Dataset items
####
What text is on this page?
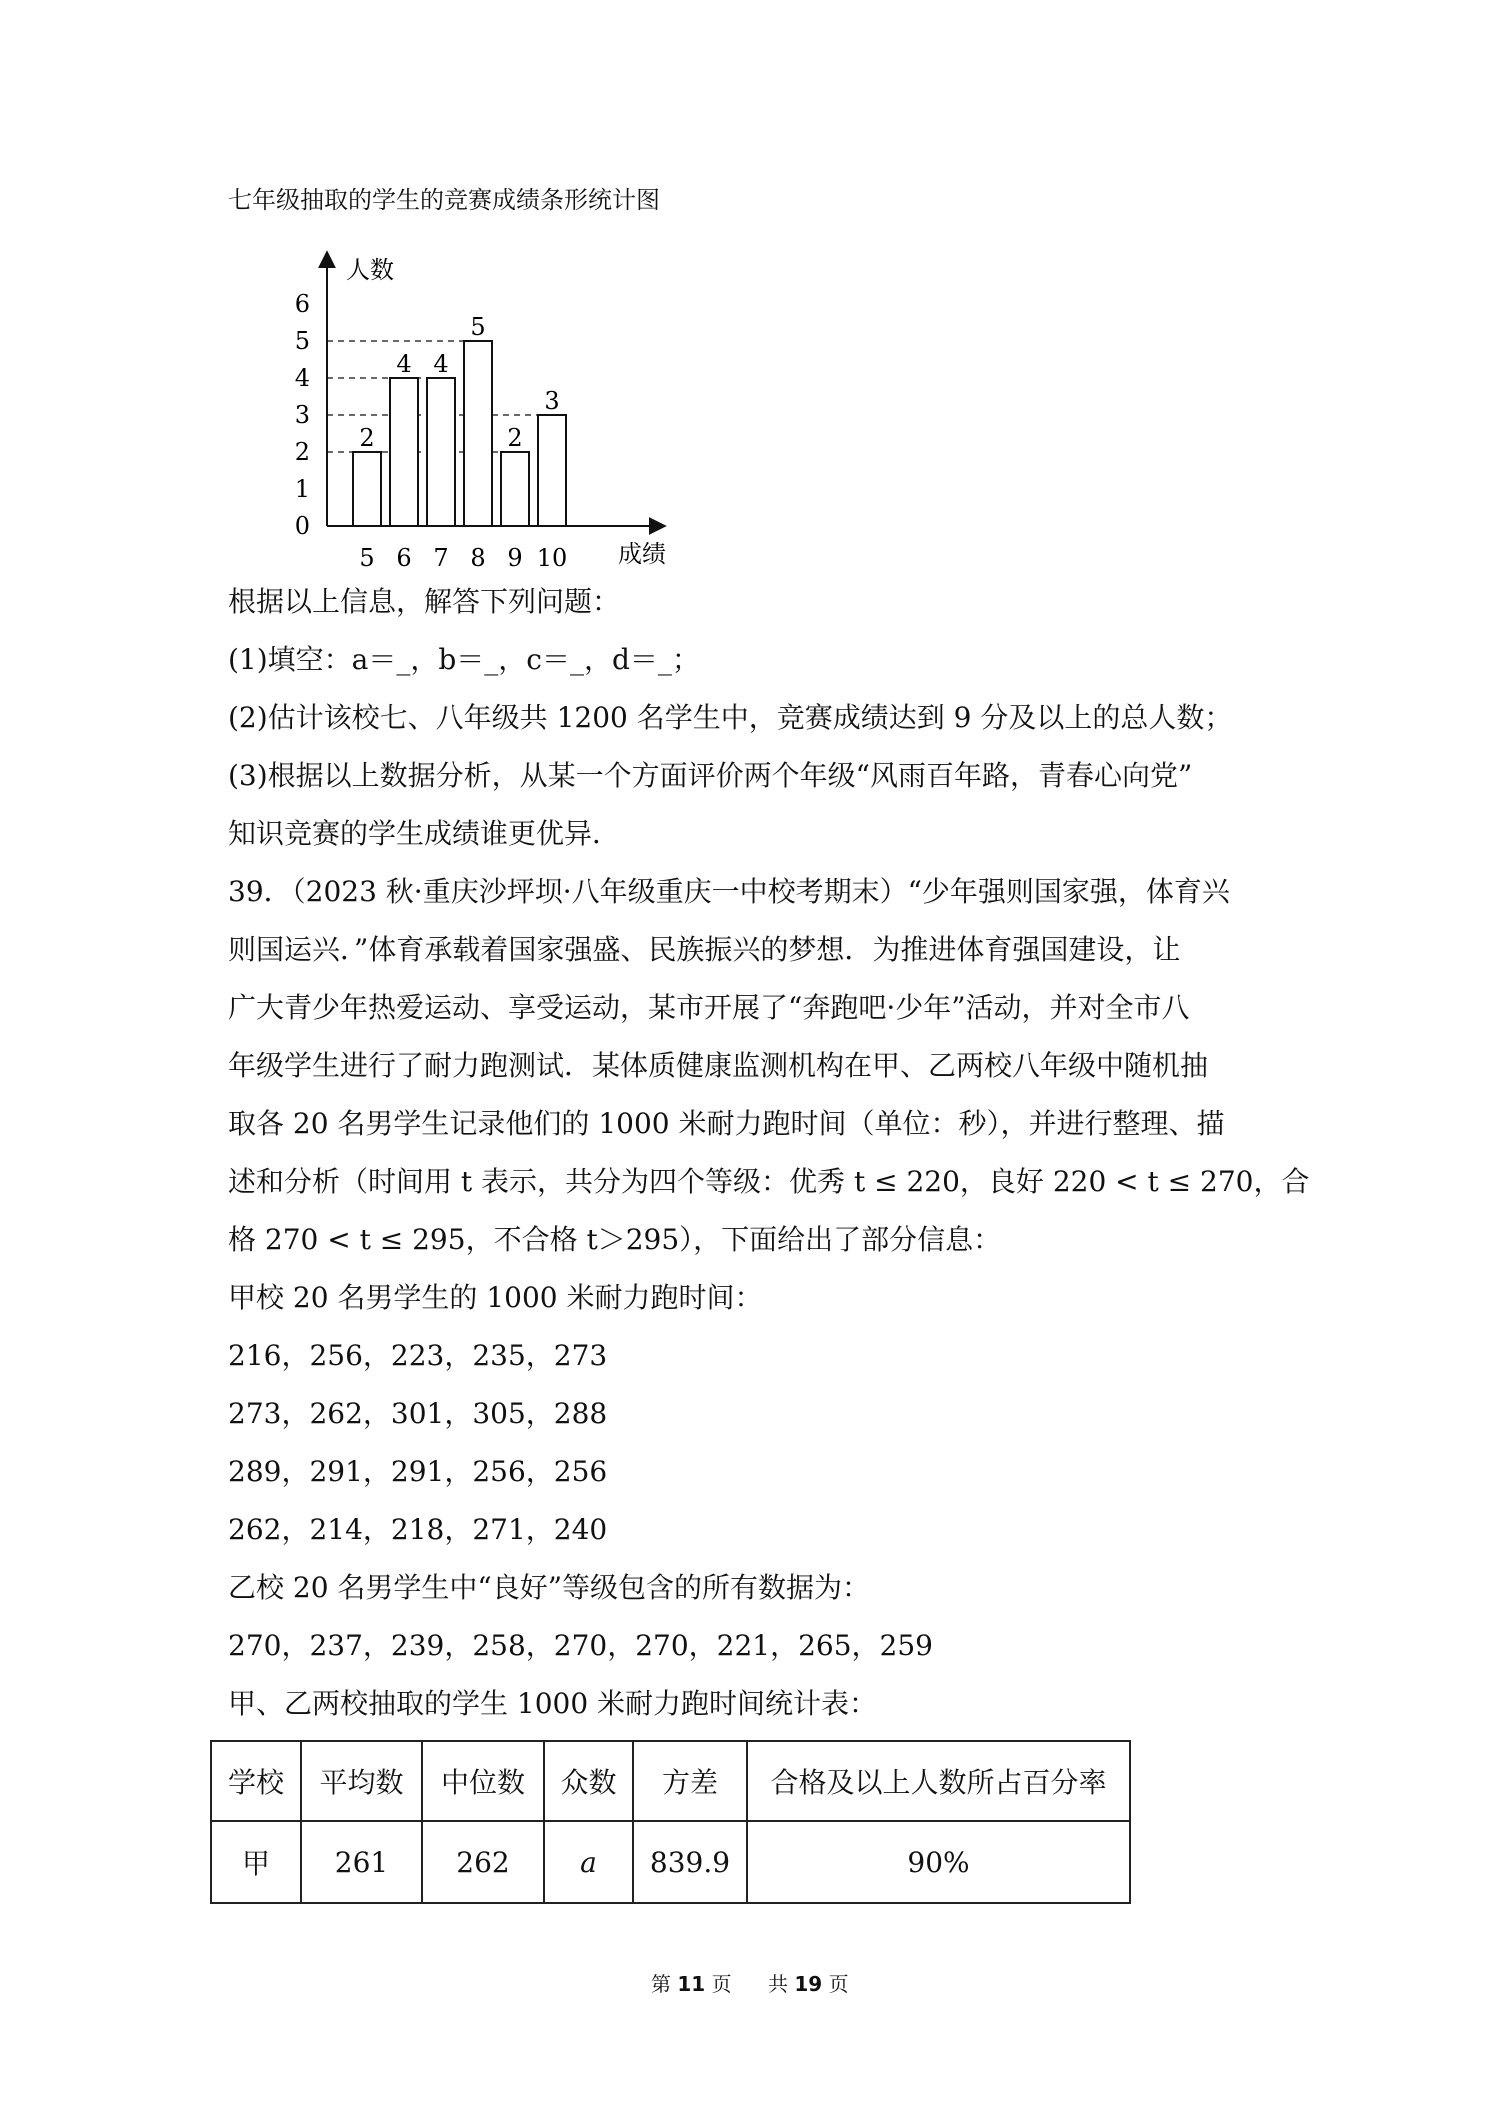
七年级抽取的学生的竞赛成绩条形统计图
2
4 4
5
2
3
人数
成绩
0
1
2
3
4
5
6
5 6 7 8 9 10
根据以上信息，解答下列问题：
(1)填空：a＝_，b＝_，c＝_，d＝_；
(2)估计该校七、八年级共 1200 名学生中，竞赛成绩达到 9 分及以上的总人数；
(3)根据以上数据分析，从某一个方面评价两个年级“风雨百年路，青春心向党”
知识竞赛的学生成绩谁更优异．
39．（2023 秋·重庆沙坪坝·八年级重庆一中校考期末）“少年强则国家强，体育兴
则国运兴．”体育承载着国家强盛、民族振兴的梦想．为推进体育强国建设，让
广大青少年热爱运动、享受运动，某市开展了“奔跑吧·少年”活动，并对全市八
年级学生进行了耐力跑测试．某体质健康监测机构在甲、乙两校八年级中随机抽
取各 20 名男学生记录他们的 1000 米耐力跑时间（单位：秒），并进行整理、描
述和分析（时间用 t 表示，共分为四个等级：优秀 t ≤ 220，良好 220 < t ≤ 270，合
格 270 < t ≤ 295，不合格 t＞295），下面给出了部分信息：
甲校 20 名男学生的 1000 米耐力跑时间：
216，256，223，235，273
273，262，301，305，288
289，291，291，256，256
262，214，218，271，240
乙校 20 名男学生中“良好”等级包含的所有数据为：
270，237，239，258，270，270，221，265，259
甲、乙两校抽取的学生 1000 米耐力跑时间统计表：
学校	平均数	中位数	众数	方差	合格及以上人数所占百分率
甲	261	262	a	839.9	90%
第 11 页 共 19 页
####
Task details: Repeat the material above in full and exactly, omitting the pictures.

Task result:
What text is on this page?
七年级抽取的学生的竞赛成绩条形统计图
2
4 4
5
2
3
人数
成绩
0
1
2
3
4
5
6
5 6 7 8 9 10
根据以上信息，解答下列问题：
(1)填空：a＝_，b＝_，c＝_，d＝_；
(2)估计该校七、八年级共 1200 名学生中，竞赛成绩达到 9 分及以上的总人数；
(3)根据以上数据分析，从某一个方面评价两个年级“风雨百年路，青春心向党”
知识竞赛的学生成绩谁更优异．
39．（2023 秋·重庆沙坪坝·八年级重庆一中校考期末）“少年强则国家强，体育兴
则国运兴．”体育承载着国家强盛、民族振兴的梦想．为推进体育强国建设，让
广大青少年热爱运动、享受运动，某市开展了“奔跑吧·少年”活动，并对全市八
年级学生进行了耐力跑测试．某体质健康监测机构在甲、乙两校八年级中随机抽
取各 20 名男学生记录他们的 1000 米耐力跑时间（单位：秒），并进行整理、描
述和分析（时间用 t 表示，共分为四个等级：优秀 t ≤ 220，良好 220 < t ≤ 270，合
格 270 < t ≤ 295，不合格 t＞295），下面给出了部分信息：
甲校 20 名男学生的 1000 米耐力跑时间：
216，256，223，235，273
273，262，301，305，288
289，291，291，256，256
262，214，218，271，240
乙校 20 名男学生中“良好”等级包含的所有数据为：
270，237，239，258，270，270，221，265，259
甲、乙两校抽取的学生 1000 米耐力跑时间统计表：
学校	平均数	中位数	众数	方差	合格及以上人数所占百分率
甲	261	262	a	839.9	90%
第 11 页 共 19 页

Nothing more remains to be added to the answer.